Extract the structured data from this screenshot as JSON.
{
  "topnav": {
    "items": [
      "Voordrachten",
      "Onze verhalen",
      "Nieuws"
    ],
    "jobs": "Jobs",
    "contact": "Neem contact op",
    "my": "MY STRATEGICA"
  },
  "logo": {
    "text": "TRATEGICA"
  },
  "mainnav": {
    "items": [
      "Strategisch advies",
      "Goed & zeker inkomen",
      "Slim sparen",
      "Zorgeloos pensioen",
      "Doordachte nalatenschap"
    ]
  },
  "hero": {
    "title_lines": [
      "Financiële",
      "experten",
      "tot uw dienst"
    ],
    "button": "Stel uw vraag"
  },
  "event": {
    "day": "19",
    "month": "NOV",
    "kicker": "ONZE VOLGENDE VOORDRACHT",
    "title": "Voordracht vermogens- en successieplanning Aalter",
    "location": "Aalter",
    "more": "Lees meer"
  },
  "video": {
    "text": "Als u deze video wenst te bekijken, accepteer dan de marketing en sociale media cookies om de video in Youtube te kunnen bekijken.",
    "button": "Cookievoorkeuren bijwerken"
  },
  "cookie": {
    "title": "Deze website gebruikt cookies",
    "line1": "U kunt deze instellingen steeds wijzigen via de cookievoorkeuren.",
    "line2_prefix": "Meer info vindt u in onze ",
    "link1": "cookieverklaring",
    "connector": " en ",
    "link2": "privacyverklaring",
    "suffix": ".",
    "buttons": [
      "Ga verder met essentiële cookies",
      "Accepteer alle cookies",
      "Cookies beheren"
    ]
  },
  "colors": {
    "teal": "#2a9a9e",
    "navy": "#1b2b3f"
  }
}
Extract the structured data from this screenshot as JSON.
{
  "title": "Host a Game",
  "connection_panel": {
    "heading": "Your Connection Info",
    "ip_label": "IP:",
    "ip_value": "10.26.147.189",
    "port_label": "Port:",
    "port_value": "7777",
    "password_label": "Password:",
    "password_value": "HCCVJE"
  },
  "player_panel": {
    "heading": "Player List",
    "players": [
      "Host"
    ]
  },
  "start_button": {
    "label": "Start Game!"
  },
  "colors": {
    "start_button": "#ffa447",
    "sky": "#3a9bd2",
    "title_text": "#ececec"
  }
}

**Exercise brief**
Give the number of lines in the entries that hold the word "video", and nothing else.

**Written answer**
2